- _TASK REQUIREMENTS_: Set down each record below precisely, skipping the pictures.

--- Start ---

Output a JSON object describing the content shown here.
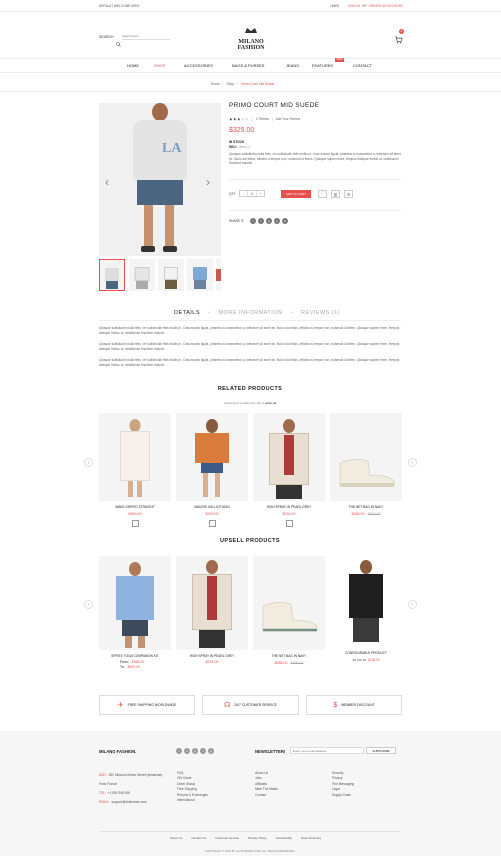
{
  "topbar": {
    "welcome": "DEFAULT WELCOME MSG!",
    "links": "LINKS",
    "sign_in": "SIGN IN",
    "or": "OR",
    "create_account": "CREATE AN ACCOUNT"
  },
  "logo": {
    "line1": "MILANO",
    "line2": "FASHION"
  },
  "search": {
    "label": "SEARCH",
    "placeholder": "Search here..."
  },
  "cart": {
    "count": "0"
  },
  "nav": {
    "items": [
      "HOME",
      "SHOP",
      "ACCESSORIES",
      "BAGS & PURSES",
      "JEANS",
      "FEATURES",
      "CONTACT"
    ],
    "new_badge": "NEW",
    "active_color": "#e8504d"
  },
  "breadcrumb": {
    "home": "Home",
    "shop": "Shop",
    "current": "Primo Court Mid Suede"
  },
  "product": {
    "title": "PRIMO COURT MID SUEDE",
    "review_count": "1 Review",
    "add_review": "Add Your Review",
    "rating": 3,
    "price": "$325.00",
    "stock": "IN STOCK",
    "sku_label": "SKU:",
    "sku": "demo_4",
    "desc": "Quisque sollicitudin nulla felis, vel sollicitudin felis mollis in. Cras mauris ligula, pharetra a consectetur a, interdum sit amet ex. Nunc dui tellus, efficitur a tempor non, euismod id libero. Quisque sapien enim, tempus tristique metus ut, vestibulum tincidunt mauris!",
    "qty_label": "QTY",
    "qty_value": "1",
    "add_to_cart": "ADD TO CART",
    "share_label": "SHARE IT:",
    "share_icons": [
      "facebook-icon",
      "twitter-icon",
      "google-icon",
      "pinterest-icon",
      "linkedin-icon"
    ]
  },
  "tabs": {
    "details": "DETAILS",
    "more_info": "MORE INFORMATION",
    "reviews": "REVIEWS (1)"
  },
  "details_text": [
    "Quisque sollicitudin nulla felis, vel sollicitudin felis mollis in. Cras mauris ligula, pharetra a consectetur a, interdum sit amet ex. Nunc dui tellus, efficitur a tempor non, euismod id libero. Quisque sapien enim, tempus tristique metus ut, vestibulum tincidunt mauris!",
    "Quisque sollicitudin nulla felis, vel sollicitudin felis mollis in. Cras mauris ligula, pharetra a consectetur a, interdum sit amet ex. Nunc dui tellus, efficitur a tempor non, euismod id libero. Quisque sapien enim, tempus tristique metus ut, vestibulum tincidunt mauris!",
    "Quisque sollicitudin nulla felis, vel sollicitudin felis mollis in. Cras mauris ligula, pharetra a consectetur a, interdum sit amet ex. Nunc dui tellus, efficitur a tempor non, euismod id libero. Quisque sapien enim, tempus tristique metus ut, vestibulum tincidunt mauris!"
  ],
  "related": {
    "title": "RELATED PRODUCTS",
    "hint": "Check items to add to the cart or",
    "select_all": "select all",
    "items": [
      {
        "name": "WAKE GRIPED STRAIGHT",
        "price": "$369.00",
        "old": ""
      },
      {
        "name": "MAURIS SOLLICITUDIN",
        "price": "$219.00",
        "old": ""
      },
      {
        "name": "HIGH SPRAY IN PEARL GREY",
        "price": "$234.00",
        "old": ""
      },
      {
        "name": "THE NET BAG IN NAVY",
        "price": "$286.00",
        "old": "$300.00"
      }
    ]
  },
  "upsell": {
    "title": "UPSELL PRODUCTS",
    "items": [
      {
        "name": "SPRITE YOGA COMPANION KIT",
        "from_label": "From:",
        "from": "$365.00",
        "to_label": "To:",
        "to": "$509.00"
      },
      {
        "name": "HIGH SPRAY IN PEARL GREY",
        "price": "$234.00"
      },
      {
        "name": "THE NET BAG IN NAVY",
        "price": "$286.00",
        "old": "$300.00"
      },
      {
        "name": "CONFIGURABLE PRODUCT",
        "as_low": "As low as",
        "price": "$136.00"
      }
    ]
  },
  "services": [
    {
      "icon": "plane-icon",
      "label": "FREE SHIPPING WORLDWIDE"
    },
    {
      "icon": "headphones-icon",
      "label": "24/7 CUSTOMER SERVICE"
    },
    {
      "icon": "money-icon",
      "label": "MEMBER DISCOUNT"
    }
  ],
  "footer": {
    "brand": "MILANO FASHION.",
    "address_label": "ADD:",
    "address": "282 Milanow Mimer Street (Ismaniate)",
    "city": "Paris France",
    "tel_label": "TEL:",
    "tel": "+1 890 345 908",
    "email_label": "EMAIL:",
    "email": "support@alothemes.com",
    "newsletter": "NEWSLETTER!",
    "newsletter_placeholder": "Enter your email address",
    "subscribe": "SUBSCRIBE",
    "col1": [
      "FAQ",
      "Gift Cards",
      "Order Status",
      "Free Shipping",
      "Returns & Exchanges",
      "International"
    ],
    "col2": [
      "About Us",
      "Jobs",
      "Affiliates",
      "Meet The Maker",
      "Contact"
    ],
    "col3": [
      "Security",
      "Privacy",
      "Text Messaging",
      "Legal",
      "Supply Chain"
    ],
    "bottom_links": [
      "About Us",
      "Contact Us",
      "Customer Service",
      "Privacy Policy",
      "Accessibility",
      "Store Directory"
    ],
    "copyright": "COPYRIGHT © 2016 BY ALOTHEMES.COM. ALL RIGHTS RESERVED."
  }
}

--- End ---

- _WRITTEN ANSWER_:
Output a JSON object describing the content shown here.
{
  "topbar": {
    "welcome": "DEFAULT WELCOME MSG!",
    "links": "LINKS",
    "sign_in": "SIGN IN",
    "or": "OR",
    "create_account": "CREATE AN ACCOUNT"
  },
  "logo": {
    "line1": "MILANO",
    "line2": "FASHION"
  },
  "search": {
    "label": "SEARCH",
    "placeholder": "Search here..."
  },
  "cart": {
    "count": "0"
  },
  "nav": {
    "items": [
      "HOME",
      "SHOP",
      "ACCESSORIES",
      "BAGS & PURSES",
      "JEANS",
      "FEATURES",
      "CONTACT"
    ],
    "new_badge": "NEW",
    "active_color": "#e8504d"
  },
  "breadcrumb": {
    "home": "Home",
    "shop": "Shop",
    "current": "Primo Court Mid Suede"
  },
  "product": {
    "title": "PRIMO COURT MID SUEDE",
    "review_count": "1 Review",
    "add_review": "Add Your Review",
    "rating": 3,
    "price": "$325.00",
    "stock": "IN STOCK",
    "sku_label": "SKU:",
    "sku": "demo_4",
    "desc": "Quisque sollicitudin nulla felis, vel sollicitudin felis mollis in. Cras mauris ligula, pharetra a consectetur a, interdum sit amet ex. Nunc dui tellus, efficitur a tempor non, euismod id libero. Quisque sapien enim, tempus tristique metus ut, vestibulum tincidunt mauris!",
    "qty_label": "QTY",
    "qty_value": "1",
    "add_to_cart": "ADD TO CART",
    "share_label": "SHARE IT:",
    "share_icons": [
      "facebook-icon",
      "twitter-icon",
      "google-icon",
      "pinterest-icon",
      "linkedin-icon"
    ]
  },
  "tabs": {
    "details": "DETAILS",
    "more_info": "MORE INFORMATION",
    "reviews": "REVIEWS (1)"
  },
  "details_text": [
    "Quisque sollicitudin nulla felis, vel sollicitudin felis mollis in. Cras mauris ligula, pharetra a consectetur a, interdum sit amet ex. Nunc dui tellus, efficitur a tempor non, euismod id libero. Quisque sapien enim, tempus tristique metus ut, vestibulum tincidunt mauris!",
    "Quisque sollicitudin nulla felis, vel sollicitudin felis mollis in. Cras mauris ligula, pharetra a consectetur a, interdum sit amet ex. Nunc dui tellus, efficitur a tempor non, euismod id libero. Quisque sapien enim, tempus tristique metus ut, vestibulum tincidunt mauris!",
    "Quisque sollicitudin nulla felis, vel sollicitudin felis mollis in. Cras mauris ligula, pharetra a consectetur a, interdum sit amet ex. Nunc dui tellus, efficitur a tempor non, euismod id libero. Quisque sapien enim, tempus tristique metus ut, vestibulum tincidunt mauris!"
  ],
  "related": {
    "title": "RELATED PRODUCTS",
    "hint": "Check items to add to the cart or",
    "select_all": "select all",
    "items": [
      {
        "name": "WAKE GRIPED STRAIGHT",
        "price": "$369.00",
        "old": ""
      },
      {
        "name": "MAURIS SOLLICITUDIN",
        "price": "$219.00",
        "old": ""
      },
      {
        "name": "HIGH SPRAY IN PEARL GREY",
        "price": "$234.00",
        "old": ""
      },
      {
        "name": "THE NET BAG IN NAVY",
        "price": "$286.00",
        "old": "$300.00"
      }
    ]
  },
  "upsell": {
    "title": "UPSELL PRODUCTS",
    "items": [
      {
        "name": "SPRITE YOGA COMPANION KIT",
        "from_label": "From:",
        "from": "$365.00",
        "to_label": "To:",
        "to": "$509.00"
      },
      {
        "name": "HIGH SPRAY IN PEARL GREY",
        "price": "$234.00"
      },
      {
        "name": "THE NET BAG IN NAVY",
        "price": "$286.00",
        "old": "$300.00"
      },
      {
        "name": "CONFIGURABLE PRODUCT",
        "as_low": "As low as",
        "price": "$136.00"
      }
    ]
  },
  "services": [
    {
      "icon": "plane-icon",
      "label": "FREE SHIPPING WORLDWIDE"
    },
    {
      "icon": "headphones-icon",
      "label": "24/7 CUSTOMER SERVICE"
    },
    {
      "icon": "money-icon",
      "label": "MEMBER DISCOUNT"
    }
  ],
  "footer": {
    "brand": "MILANO FASHION.",
    "address_label": "ADD:",
    "address": "282 Milanow Mimer Street (Ismaniate)",
    "city": "Paris France",
    "tel_label": "TEL:",
    "tel": "+1 890 345 908",
    "email_label": "EMAIL:",
    "email": "support@alothemes.com",
    "newsletter": "NEWSLETTER!",
    "newsletter_placeholder": "Enter your email address",
    "subscribe": "SUBSCRIBE",
    "col1": [
      "FAQ",
      "Gift Cards",
      "Order Status",
      "Free Shipping",
      "Returns & Exchanges",
      "International"
    ],
    "col2": [
      "About Us",
      "Jobs",
      "Affiliates",
      "Meet The Maker",
      "Contact"
    ],
    "col3": [
      "Security",
      "Privacy",
      "Text Messaging",
      "Legal",
      "Supply Chain"
    ],
    "bottom_links": [
      "About Us",
      "Contact Us",
      "Customer Service",
      "Privacy Policy",
      "Accessibility",
      "Store Directory"
    ],
    "copyright": "COPYRIGHT © 2016 BY ALOTHEMES.COM. ALL RIGHTS RESERVED."
  }
}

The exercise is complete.